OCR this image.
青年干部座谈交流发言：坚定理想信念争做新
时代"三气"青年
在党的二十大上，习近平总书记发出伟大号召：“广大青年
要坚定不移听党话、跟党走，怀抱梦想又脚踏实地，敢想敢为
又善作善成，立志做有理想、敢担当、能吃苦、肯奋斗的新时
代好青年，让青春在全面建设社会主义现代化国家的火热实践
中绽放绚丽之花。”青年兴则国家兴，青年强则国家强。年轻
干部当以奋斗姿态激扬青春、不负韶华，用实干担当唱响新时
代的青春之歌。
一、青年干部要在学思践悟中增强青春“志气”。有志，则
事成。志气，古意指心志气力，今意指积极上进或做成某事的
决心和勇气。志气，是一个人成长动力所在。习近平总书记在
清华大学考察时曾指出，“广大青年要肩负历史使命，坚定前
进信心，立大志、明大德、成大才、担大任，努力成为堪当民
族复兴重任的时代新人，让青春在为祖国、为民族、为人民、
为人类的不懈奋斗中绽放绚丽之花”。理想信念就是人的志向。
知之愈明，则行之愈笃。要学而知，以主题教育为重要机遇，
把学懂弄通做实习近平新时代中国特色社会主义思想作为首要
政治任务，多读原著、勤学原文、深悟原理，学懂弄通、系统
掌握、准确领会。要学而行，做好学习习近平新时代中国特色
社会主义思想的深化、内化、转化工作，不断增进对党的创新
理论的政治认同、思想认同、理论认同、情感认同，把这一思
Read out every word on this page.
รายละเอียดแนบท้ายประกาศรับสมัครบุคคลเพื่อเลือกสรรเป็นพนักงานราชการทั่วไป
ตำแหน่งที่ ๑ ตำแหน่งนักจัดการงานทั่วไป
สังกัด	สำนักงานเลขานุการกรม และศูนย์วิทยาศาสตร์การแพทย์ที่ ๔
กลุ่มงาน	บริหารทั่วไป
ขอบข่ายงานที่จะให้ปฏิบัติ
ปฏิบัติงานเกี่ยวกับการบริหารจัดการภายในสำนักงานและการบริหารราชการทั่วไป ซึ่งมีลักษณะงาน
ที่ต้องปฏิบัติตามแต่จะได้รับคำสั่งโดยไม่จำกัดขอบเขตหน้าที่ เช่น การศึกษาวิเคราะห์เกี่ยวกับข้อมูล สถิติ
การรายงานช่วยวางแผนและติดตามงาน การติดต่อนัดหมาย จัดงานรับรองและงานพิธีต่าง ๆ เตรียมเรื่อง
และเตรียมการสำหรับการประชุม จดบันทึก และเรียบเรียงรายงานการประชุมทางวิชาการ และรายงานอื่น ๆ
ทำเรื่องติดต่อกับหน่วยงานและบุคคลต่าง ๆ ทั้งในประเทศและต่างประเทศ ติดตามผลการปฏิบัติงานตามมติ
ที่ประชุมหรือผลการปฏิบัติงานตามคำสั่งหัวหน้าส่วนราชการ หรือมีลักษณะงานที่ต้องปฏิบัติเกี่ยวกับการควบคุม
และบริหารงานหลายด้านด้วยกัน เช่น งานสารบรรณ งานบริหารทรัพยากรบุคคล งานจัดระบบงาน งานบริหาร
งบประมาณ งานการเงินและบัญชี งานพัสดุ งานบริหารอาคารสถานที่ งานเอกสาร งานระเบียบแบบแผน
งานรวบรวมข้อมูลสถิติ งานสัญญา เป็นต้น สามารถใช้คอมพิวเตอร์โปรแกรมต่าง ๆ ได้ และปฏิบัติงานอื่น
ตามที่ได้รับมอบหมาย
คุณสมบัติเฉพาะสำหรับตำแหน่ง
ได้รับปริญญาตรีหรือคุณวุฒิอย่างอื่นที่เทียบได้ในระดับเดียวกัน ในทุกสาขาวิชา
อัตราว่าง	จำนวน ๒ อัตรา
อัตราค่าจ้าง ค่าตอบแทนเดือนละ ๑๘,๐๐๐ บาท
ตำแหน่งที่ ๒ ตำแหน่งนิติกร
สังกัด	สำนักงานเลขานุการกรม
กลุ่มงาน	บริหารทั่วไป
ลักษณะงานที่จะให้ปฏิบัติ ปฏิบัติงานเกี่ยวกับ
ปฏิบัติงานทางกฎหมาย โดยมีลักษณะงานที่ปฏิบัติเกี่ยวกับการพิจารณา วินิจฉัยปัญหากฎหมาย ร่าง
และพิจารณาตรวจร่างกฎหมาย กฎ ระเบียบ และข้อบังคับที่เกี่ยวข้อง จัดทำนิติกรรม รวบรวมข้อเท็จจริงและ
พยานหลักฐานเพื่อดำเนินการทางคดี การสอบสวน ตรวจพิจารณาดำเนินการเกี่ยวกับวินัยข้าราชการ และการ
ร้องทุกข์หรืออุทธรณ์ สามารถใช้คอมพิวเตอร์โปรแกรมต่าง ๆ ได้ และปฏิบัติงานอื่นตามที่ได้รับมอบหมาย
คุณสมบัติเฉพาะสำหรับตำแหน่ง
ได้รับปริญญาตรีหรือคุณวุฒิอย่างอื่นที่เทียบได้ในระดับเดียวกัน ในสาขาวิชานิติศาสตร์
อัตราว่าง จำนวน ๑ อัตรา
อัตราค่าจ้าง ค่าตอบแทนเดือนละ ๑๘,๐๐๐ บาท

========================================================================

- What you will do
Filter the records, keeping only lines that contain "ตราว", and show those lines.

- Exercise answer
อัตราว่าง	จำนวน ๒ อัตรา
อัตราว่าง จำนวน ๑ อัตรา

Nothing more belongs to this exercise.